▶ Problem to solve
Omit the pictures and return every entry exactly as written.

Dataset items
* * *
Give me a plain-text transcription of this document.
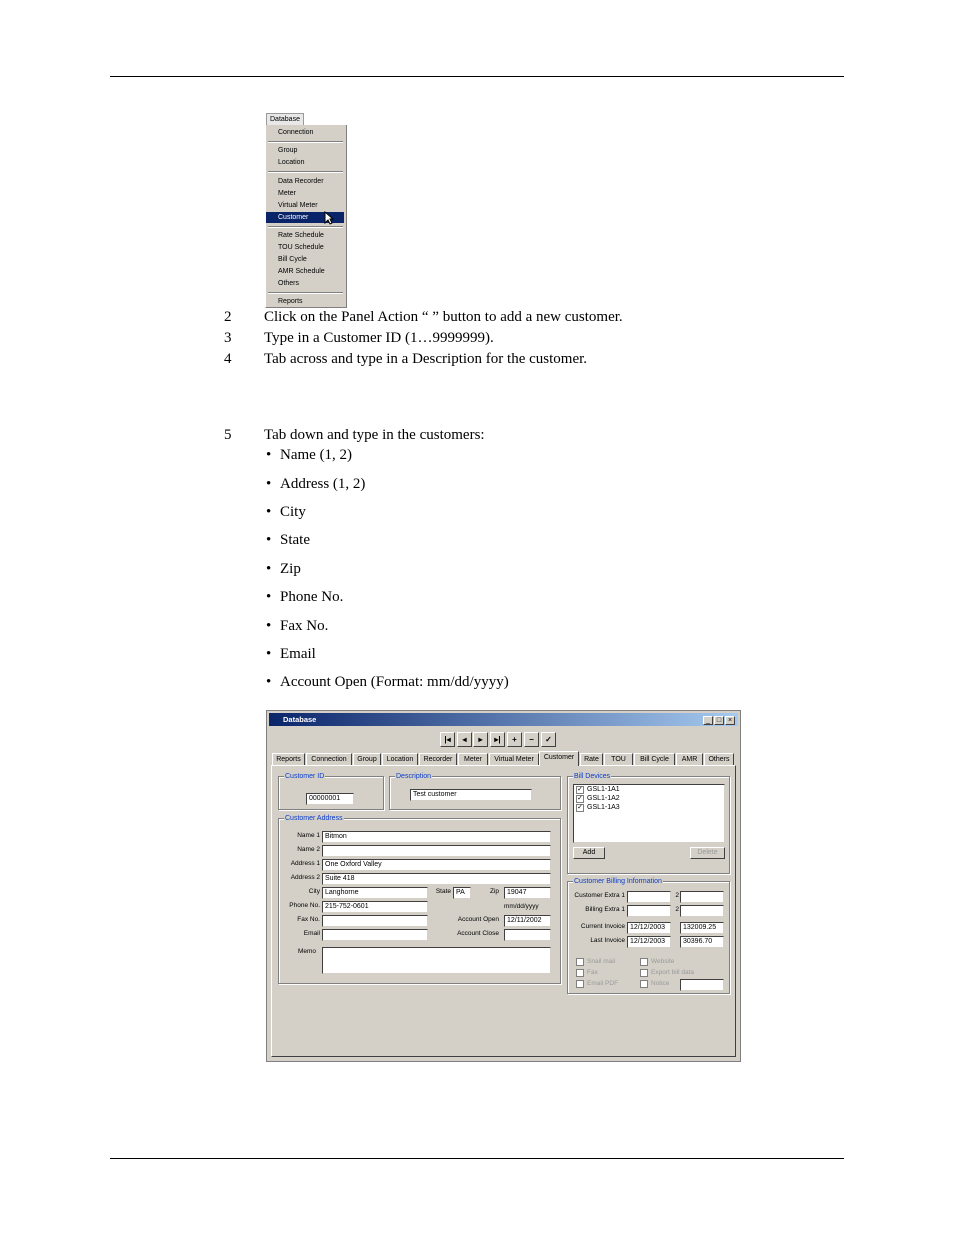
Database
Connection
Group
Location
Data Recorder
Meter
Virtual Meter
Customer
Rate Schedule
TOU Schedule
Bill Cycle
AMR Schedule
Others
Reports
2 Click on the Panel Action “ ” button to add a new customer.
3 Type in a Customer ID (1…9999999).
4 Tab across and type in a Description for the customer.
5 Tab down and type in the customers:
• Name (1, 2)
• Address (1, 2)
• City
• State
• Zip
• Phone No.
• Fax No.
• Email
• Account Open (Format: mm/dd/yyyy)
Database	_ □ ×
|◂	◂	▸	▸|	+	−	✓
Reports	Connection	Group	Location	Recorder	Meter	Virtual Meter	Customer	Rate	TOU	Bill Cycle	AMR	Others
Customer ID
00000001
Description
Test customer
Customer Address
Name 1 Bitmon
Name 2
Address 1 One Oxford Valley
Address 2 Suite 418
City Langhorne	State PA	Zip	19047
Phone No. 215-752-0601	mm/dd/yyyy
Fax No.	Account Open	12/11/2002
Email	Account Close
Memo
Bill Devices
✓ GSL1-1A1
✓ GSL1-1A2
✓ GSL1-1A3
Add	Delete
Customer Billing Information
Customer Extra 1	2
Billing Extra 1	2
Current Invoice 12/12/2003	132009.25
Last Invoice 12/12/2003	30396.70
Snail mail
Fax
Email PDF
Website
Export bill data
Notice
* * *
▶ Result
Give me a plain-text transcription of this document.
Database
Connection
Group
Location
Data Recorder
Meter
Virtual Meter
Customer
Rate Schedule
TOU Schedule
Bill Cycle
AMR Schedule
Others
Reports
2 Click on the Panel Action “ ” button to add a new customer.
3 Type in a Customer ID (1…9999999).
4 Tab across and type in a Description for the customer.
5 Tab down and type in the customers:
• Name (1, 2)
• Address (1, 2)
• City
• State
• Zip
• Phone No.
• Fax No.
• Email
• Account Open (Format: mm/dd/yyyy)
Database	_ □ ×
|◂	◂	▸	▸|	+	−	✓
Reports	Connection	Group	Location	Recorder	Meter	Virtual Meter	Customer	Rate	TOU	Bill Cycle	AMR	Others
Customer ID
00000001
Description
Test customer
Customer Address
Name 1 Bitmon
Name 2
Address 1 One Oxford Valley
Address 2 Suite 418
City Langhorne	State PA	Zip	19047
Phone No. 215-752-0601	mm/dd/yyyy
Fax No.	Account Open	12/11/2002
Email	Account Close
Memo
Bill Devices
✓ GSL1-1A1
✓ GSL1-1A2
✓ GSL1-1A3
Add	Delete
Customer Billing Information
Customer Extra 1	2
Billing Extra 1	2
Current Invoice 12/12/2003	132009.25
Last Invoice 12/12/2003	30396.70
Snail mail
Fax
Email PDF
Website
Export bill data
Notice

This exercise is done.